- _REQUIREMENT_: Write out exactly, with no other output, the lines below from the one that contains "Transcribe this image's" through the end.

[Records from a collection]
○ ○ ○ ○ ○
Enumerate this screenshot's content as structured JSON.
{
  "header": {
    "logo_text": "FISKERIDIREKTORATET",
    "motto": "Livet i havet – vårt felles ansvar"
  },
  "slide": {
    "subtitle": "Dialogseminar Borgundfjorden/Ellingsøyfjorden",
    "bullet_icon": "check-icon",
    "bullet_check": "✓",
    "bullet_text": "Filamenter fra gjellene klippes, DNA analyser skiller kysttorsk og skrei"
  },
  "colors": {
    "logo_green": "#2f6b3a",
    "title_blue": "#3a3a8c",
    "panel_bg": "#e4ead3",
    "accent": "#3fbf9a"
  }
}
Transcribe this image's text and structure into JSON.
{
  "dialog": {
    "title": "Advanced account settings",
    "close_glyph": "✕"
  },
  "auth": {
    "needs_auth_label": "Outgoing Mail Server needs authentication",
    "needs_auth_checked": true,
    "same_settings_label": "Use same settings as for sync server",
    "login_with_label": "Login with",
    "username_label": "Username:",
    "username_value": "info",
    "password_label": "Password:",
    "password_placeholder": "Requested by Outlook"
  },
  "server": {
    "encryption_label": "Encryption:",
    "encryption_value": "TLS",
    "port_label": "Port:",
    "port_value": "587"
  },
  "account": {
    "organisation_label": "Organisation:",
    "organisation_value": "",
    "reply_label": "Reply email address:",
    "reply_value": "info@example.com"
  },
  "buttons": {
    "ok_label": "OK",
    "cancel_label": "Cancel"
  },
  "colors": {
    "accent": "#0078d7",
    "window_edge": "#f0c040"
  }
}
○ ○ ○ ○ ○
- _RESPONSE_:
Transcribe this image's text and structure into JSON.
{
  "dialog": {
    "title": "Advanced account settings",
    "close_glyph": "✕"
  },
  "auth": {
    "needs_auth_label": "Outgoing Mail Server needs authentication",
    "needs_auth_checked": true,
    "same_settings_label": "Use same settings as for sync server",
    "login_with_label": "Login with",
    "username_label": "Username:",
    "username_value": "info",
    "password_label": "Password:",
    "password_placeholder": "Requested by Outlook"
  },
  "server": {
    "encryption_label": "Encryption:",
    "encryption_value": "TLS",
    "port_label": "Port:",
    "port_value": "587"
  },
  "account": {
    "organisation_label": "Organisation:",
    "organisation_value": "",
    "reply_label": "Reply email address:",
    "reply_value": "info@example.com"
  },
  "buttons": {
    "ok_label": "OK",
    "cancel_label": "Cancel"
  },
  "colors": {
    "accent": "#0078d7",
    "window_edge": "#f0c040"
  }
}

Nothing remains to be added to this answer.